## TASK BRIEF:
Pick out and copy every line below that has the word "Hügel".

(Recorded data)
** start **
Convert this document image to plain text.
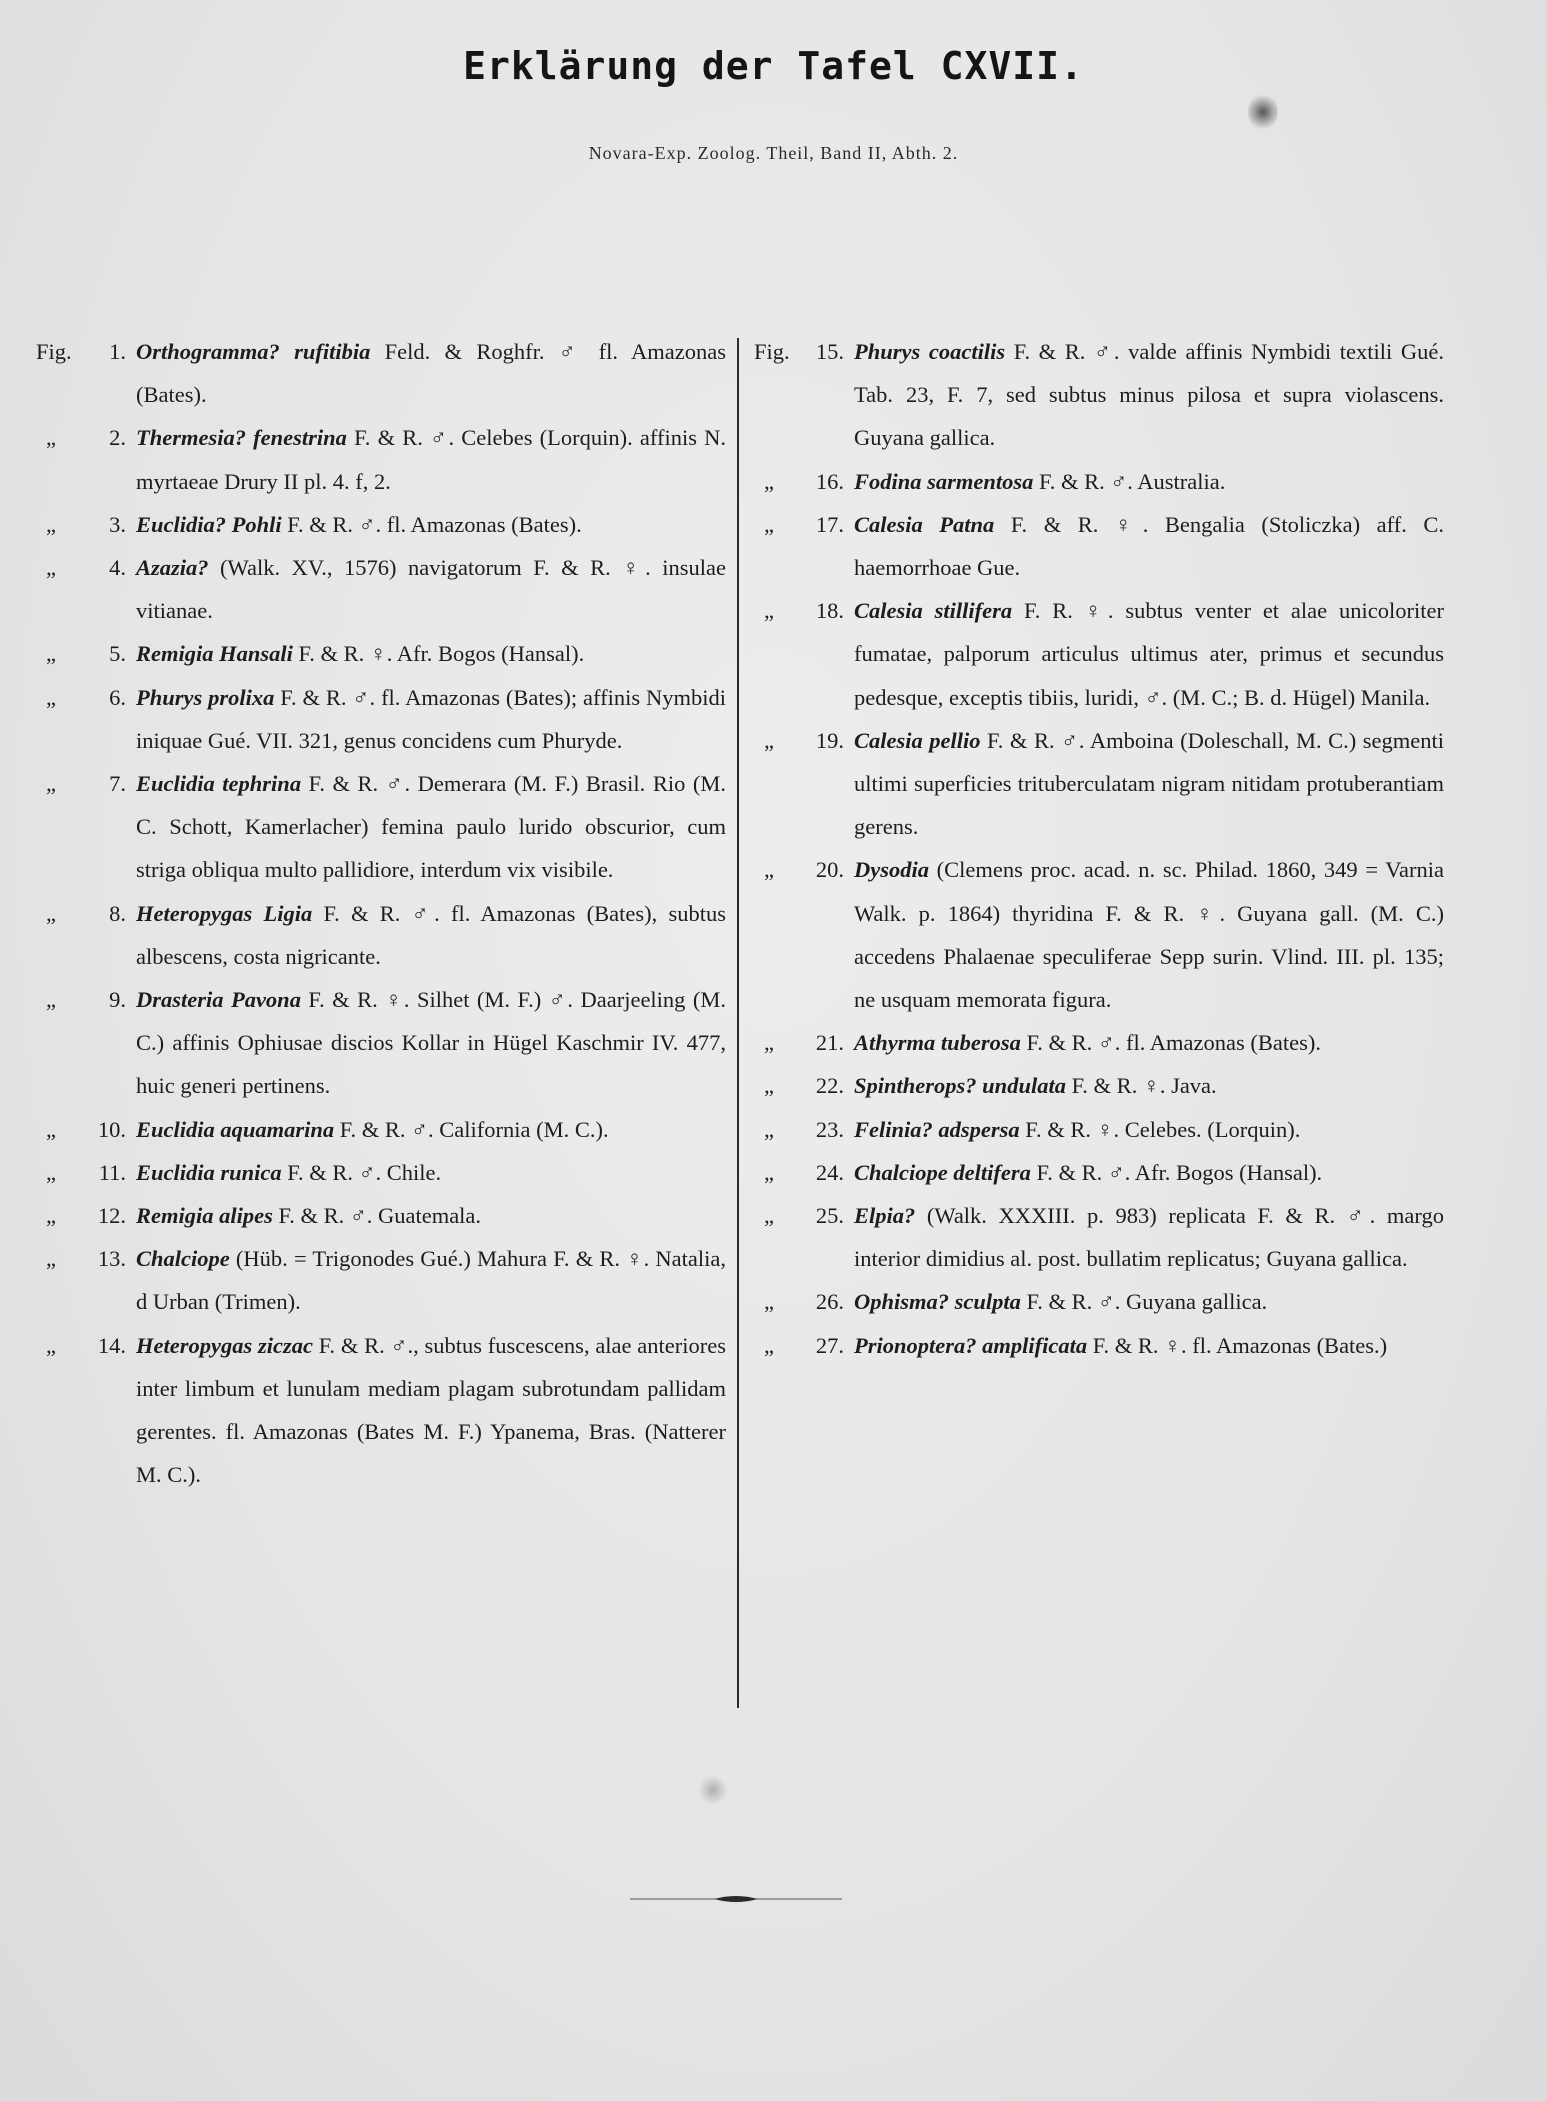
Erklärung der Tafel CXVII.
Novara-Exp. Zoolog. Theil, Band II, Abth. 2.
Fig.	1. Orthogramma? rufitibia Feld. & Roghfr. ♂ fl. Amazonas (Bates).
„	2. Thermesia? fenestrina F. & R. ♂. Celebes (Lorquin). affinis N. myrtaeae Drury II pl. 4. f, 2.
„	3. Euclidia? Pohli F. & R. ♂. fl. Amazonas (Bates).
„	4. Azazia? (Walk. XV., 1576) navigatorum F. & R. ♀. insulae vitianae.
„	5. Remigia Hansali F. & R. ♀. Afr. Bogos (Hansal).
„	6. Phurys prolixa F. & R. ♂. fl. Amazonas (Bates); affinis Nymbidi iniquae Gué. VII. 321, genus concidens cum Phuryde.
„	7. Euclidia tephrina F. & R. ♂. Demerara (M. F.) Brasil. Rio (M. C. Schott, Kamerlacher) femina paulo lurido obscurior, cum striga obliqua multo pallidiore, interdum vix visibile.
„	8. Heteropygas Ligia F. & R. ♂. fl. Amazonas (Bates), subtus albescens, costa nigricante.
„	9. Drasteria Pavona F. & R. ♀. Silhet (M. F.) ♂. Daarjeeling (M. C.) affinis Ophiusae discios Kollar in Hügel Kaschmir IV. 477, huic generi pertinens.
„	10. Euclidia aquamarina F. & R. ♂. California (M. C.).
„	11. Euclidia runica F. & R. ♂. Chile.
„	12. Remigia alipes F. & R. ♂. Guatemala.
„	13. Chalciope (Hüb. = Trigonodes Gué.) Mahura F. & R. ♀. Natalia, d Urban (Trimen).
„	14. Heteropygas ziczac F. & R. ♂., subtus fuscescens, alae anteriores inter limbum et lunulam mediam plagam subrotundam pallidam gerentes. fl. Amazonas (Bates M. F.) Ypanema, Bras. (Natterer M. C.).
Fig.	15. Phurys coactilis F. & R. ♂. valde affinis Nymbidi textili Gué. Tab. 23, F. 7, sed subtus minus pilosa et supra violascens. Guyana gallica.
„	16. Fodina sarmentosa F. & R. ♂. Australia.
„	17. Calesia Patna F. & R. ♀. Bengalia (Stoliczka) aff. C. haemorrhoae Gue.
„	18. Calesia stillifera F. R. ♀. subtus venter et alae unicoloriter fumatae, palporum articulus ultimus ater, primus et secundus pedesque, exceptis tibiis, luridi, ♂. (M. C.; B. d. Hügel) Manila.
„	19. Calesia pellio F. & R. ♂. Amboina (Doleschall, M. C.) segmenti ultimi superficies trituberculatam nigram nitidam protuberantiam gerens.
„	20. Dysodia (Clemens proc. acad. n. sc. Philad. 1860, 349 = Varnia Walk. p. 1864) thyridina F. & R. ♀. Guyana gall. (M. C.) accedens Phalaenae speculiferae Sepp surin. Vlind. III. pl. 135; ne usquam memorata figura.
„	21. Athyrma tuberosa F. & R. ♂. fl. Amazonas (Bates).
„	22. Spintherops? undulata F. & R. ♀. Java.
„	23. Felinia? adspersa F. & R. ♀. Celebes. (Lorquin).
„	24. Chalciope deltifera F. & R. ♂. Afr. Bogos (Hansal).
„	25. Elpia? (Walk. XXXIII. p. 983) replicata F. & R. ♂. margo interior dimidius al. post. bullatim replicatus; Guyana gallica.
„	26. Ophisma? sculpta F. & R. ♂. Guyana gallica.
„	27. Prionoptera? amplificata F. & R. ♀. fl. Amazonas (Bates.)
** end **
## EXPECTED ANSWER:
„	9. Drasteria Pavona F. & R. ♀. Silhet (M. F.) ♂. Daarjeeling (M. C.) affinis Ophiusae discios Kollar in Hügel Kaschmir IV. 477, huic generi pertinens.
„	18. Calesia stillifera F. R. ♀. subtus venter et alae unicoloriter fumatae, palporum articulus ultimus ater, primus et secundus pedesque, exceptis tibiis, luridi, ♂. (M. C.; B. d. Hügel) Manila.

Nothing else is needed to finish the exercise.